(Data excerpts)
(begin)

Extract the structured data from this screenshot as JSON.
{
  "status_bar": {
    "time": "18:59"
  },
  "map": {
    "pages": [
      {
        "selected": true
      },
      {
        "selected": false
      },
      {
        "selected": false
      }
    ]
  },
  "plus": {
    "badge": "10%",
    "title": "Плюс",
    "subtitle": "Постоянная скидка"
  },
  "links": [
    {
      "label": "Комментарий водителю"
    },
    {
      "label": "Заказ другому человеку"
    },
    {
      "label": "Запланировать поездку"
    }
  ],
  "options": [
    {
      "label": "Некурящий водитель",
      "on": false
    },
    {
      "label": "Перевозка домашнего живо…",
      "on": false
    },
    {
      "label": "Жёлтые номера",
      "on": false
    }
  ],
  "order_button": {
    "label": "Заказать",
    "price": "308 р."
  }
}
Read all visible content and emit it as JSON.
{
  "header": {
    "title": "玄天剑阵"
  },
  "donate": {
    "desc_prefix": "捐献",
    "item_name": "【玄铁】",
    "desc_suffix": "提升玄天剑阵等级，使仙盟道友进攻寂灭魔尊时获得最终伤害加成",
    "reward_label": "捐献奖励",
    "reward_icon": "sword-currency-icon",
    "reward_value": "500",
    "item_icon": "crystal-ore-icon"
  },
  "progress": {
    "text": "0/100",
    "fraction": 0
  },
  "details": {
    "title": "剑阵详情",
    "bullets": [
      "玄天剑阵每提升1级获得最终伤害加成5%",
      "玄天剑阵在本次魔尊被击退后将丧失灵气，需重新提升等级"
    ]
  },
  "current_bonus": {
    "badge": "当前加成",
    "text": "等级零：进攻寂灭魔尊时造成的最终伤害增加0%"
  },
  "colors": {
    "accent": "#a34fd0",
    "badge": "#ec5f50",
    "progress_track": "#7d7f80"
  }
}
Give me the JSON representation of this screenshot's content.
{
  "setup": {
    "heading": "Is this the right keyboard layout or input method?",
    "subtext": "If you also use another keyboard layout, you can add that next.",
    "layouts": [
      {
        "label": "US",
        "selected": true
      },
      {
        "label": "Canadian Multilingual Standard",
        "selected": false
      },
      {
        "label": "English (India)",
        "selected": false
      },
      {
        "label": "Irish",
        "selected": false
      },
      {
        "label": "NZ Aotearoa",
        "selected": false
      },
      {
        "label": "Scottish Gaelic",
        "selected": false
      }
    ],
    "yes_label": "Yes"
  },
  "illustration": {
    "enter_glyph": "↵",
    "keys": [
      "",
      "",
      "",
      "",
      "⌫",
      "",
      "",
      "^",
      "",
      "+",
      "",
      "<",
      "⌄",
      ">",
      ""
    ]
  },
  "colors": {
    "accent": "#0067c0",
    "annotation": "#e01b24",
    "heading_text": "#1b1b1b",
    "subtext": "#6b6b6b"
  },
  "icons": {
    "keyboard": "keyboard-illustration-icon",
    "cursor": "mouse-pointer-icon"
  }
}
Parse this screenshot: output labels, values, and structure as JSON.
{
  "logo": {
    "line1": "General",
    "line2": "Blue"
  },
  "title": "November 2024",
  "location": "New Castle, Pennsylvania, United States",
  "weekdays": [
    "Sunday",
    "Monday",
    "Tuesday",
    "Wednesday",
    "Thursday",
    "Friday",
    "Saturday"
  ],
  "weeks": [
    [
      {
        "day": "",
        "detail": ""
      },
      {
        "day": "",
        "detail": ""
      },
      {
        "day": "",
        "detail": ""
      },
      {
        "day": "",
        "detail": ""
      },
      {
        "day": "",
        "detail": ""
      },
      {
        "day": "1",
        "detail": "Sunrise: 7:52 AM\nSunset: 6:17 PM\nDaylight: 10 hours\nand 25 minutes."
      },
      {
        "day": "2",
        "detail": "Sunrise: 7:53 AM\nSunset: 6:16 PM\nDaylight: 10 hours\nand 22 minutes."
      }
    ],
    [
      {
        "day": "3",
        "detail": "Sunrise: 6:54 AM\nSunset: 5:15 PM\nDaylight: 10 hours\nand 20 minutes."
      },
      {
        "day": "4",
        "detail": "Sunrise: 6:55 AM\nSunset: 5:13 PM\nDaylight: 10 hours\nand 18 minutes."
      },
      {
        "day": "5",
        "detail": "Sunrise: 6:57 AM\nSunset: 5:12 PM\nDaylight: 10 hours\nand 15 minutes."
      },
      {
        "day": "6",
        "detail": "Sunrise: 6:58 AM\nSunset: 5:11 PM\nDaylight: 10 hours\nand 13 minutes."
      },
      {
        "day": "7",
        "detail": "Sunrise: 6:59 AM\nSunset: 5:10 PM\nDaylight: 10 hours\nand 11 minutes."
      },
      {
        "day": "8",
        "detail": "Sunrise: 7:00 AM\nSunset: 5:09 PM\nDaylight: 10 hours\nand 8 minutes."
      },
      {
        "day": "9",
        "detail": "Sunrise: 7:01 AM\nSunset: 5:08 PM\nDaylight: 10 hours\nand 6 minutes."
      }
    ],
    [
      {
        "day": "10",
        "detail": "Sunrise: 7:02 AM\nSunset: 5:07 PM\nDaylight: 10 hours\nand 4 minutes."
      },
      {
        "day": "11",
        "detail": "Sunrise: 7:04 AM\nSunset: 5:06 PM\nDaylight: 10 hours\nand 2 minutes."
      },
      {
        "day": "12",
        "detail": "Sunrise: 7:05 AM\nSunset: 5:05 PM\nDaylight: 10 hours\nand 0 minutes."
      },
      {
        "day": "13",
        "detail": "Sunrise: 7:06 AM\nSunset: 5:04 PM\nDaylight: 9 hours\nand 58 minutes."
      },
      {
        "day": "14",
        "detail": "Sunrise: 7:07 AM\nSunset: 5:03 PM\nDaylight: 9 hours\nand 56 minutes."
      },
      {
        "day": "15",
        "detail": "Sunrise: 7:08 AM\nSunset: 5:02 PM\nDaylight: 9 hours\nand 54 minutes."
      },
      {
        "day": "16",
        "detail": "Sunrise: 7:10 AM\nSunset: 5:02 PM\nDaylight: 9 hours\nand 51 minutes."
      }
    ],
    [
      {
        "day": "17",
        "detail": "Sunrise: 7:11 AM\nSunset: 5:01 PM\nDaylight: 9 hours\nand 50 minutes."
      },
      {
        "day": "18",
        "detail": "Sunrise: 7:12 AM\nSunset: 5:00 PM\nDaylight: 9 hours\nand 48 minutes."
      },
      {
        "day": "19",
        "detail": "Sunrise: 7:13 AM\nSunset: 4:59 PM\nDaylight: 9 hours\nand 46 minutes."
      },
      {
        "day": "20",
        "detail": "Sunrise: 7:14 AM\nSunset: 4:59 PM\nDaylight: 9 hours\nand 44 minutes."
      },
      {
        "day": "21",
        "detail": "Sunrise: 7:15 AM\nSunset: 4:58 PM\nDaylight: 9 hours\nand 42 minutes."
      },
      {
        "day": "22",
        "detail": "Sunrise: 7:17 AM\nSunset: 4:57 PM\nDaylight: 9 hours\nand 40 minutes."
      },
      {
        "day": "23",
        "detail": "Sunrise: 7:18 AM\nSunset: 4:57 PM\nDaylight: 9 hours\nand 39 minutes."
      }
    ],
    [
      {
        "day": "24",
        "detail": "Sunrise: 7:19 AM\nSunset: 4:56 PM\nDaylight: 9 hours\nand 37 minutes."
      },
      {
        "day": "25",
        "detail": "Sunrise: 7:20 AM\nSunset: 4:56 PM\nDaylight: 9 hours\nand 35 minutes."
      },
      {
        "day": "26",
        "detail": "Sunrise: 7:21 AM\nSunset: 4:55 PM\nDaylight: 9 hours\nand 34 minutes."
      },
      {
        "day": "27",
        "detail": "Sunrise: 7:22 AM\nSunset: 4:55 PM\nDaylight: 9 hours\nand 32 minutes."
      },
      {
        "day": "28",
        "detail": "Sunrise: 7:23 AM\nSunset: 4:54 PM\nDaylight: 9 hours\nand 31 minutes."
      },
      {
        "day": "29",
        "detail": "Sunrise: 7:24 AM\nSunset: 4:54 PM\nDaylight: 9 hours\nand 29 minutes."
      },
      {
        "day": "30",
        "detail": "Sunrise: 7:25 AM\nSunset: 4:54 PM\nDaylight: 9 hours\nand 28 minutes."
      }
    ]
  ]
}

(end)

◆ PROBLEM TO SOLVE
Search the entries for the word "subtext" and pick out every line that holds it.

◆ WORKED SOLUTION
    "subtext": "If you also use another keyboard layout, you can add that next.",
    "subtext": "#6b6b6b"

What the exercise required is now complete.